# AIM OF THE EXERCISE
Look through the records below and collect all lines that hold the string "Alternator".

# Entries taken from a collection
+ + + +

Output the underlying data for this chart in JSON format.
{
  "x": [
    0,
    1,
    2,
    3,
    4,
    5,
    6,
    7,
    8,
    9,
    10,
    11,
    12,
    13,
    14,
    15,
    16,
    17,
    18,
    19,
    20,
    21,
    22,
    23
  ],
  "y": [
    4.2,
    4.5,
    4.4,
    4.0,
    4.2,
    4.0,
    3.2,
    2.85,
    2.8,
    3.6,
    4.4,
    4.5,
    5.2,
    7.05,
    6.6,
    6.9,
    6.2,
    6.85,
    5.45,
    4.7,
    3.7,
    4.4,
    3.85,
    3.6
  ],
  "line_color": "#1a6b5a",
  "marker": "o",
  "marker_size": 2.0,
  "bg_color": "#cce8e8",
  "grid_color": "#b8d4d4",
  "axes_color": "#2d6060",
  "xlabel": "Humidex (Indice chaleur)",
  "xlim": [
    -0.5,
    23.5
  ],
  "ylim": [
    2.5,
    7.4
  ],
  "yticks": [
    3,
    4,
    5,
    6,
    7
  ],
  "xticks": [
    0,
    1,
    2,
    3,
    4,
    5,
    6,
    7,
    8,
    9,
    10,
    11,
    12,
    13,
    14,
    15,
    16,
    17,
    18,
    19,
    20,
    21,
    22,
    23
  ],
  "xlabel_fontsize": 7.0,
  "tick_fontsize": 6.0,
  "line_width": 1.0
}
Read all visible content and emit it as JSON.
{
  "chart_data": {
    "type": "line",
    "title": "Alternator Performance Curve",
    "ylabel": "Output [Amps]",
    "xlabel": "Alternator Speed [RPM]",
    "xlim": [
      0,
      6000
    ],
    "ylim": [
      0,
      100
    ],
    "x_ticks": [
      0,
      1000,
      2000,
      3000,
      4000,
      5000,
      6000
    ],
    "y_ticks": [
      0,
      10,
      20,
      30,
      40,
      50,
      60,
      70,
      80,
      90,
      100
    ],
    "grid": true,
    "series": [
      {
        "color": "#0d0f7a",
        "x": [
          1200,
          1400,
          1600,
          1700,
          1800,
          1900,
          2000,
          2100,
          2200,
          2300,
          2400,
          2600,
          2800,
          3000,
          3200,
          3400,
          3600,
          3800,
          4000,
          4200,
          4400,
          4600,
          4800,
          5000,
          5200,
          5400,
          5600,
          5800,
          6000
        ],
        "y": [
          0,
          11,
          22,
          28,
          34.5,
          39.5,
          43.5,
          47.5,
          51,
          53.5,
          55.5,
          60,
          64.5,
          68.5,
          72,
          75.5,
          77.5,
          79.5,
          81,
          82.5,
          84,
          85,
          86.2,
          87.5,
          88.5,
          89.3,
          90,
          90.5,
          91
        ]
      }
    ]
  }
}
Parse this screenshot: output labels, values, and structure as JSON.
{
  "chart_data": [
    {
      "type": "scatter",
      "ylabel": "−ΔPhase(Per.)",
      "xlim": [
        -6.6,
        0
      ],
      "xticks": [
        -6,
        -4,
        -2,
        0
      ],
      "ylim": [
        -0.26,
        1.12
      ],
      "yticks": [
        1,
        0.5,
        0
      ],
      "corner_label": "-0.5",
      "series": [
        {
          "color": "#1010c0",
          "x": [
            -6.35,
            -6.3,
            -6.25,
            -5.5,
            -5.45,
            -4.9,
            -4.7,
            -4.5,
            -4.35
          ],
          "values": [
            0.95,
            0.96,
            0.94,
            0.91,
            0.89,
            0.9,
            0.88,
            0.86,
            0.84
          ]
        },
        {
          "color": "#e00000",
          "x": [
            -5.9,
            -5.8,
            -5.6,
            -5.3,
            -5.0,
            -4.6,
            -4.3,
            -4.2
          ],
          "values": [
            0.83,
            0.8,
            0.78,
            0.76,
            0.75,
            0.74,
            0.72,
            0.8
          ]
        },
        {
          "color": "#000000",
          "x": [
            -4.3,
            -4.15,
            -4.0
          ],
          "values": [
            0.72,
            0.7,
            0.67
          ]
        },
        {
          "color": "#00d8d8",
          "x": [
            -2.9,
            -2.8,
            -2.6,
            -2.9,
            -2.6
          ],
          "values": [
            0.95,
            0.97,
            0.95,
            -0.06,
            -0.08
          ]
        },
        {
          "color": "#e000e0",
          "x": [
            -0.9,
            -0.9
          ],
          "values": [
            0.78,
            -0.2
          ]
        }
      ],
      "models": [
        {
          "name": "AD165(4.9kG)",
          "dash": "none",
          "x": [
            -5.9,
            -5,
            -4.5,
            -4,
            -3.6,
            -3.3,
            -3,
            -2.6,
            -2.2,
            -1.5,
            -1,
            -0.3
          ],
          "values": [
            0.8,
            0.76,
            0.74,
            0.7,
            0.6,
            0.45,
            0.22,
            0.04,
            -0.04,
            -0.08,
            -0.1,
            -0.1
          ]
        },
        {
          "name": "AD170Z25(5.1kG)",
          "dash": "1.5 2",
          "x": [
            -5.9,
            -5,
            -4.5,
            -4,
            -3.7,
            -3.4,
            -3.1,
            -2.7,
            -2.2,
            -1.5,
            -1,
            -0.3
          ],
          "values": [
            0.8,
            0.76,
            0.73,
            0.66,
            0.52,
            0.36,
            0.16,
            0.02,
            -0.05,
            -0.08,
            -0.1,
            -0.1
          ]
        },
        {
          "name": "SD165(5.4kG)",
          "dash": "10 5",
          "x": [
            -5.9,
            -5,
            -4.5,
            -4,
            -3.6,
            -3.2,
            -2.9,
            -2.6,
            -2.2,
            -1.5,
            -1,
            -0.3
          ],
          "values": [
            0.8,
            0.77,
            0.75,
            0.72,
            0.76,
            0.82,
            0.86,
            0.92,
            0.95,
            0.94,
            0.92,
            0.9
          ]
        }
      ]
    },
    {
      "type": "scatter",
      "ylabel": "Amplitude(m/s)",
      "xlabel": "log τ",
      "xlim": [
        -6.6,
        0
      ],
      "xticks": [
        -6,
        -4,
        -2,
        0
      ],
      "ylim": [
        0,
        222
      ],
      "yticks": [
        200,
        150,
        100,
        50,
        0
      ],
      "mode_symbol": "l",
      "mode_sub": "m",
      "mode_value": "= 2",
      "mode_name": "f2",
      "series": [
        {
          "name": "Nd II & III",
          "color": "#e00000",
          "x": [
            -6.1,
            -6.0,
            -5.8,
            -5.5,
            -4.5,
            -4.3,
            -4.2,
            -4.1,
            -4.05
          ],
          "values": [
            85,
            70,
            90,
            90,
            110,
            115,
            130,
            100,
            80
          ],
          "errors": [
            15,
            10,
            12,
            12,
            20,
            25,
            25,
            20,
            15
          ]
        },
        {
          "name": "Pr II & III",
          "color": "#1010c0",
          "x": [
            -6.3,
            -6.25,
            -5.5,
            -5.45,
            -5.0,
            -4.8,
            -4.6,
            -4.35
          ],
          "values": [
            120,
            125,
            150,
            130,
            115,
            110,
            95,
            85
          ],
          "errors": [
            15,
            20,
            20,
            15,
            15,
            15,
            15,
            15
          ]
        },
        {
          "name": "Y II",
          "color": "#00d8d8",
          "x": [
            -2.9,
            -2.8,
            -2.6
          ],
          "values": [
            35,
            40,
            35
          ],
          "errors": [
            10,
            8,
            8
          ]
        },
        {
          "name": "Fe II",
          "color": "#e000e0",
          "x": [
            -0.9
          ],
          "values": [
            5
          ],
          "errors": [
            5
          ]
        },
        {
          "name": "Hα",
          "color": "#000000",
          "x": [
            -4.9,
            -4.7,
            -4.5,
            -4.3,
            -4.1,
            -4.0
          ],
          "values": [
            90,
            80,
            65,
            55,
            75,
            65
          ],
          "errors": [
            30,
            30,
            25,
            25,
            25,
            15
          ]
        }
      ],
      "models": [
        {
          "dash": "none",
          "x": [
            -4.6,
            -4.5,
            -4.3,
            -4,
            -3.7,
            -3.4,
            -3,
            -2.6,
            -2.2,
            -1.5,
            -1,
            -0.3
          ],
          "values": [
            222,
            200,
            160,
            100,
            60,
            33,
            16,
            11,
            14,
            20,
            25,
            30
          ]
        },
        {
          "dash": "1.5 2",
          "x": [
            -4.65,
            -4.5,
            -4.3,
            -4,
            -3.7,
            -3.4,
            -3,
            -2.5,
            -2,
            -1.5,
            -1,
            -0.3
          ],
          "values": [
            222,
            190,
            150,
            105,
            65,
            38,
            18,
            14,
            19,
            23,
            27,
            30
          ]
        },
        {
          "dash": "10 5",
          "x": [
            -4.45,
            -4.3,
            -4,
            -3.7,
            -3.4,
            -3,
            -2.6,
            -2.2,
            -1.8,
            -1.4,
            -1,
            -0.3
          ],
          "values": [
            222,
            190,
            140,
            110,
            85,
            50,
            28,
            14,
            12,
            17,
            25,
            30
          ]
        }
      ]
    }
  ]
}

+ + + +

# EXERCISE SOLUTION
    "title": "Alternator Performance Curve",
    "xlabel": "Alternator Speed [RPM]",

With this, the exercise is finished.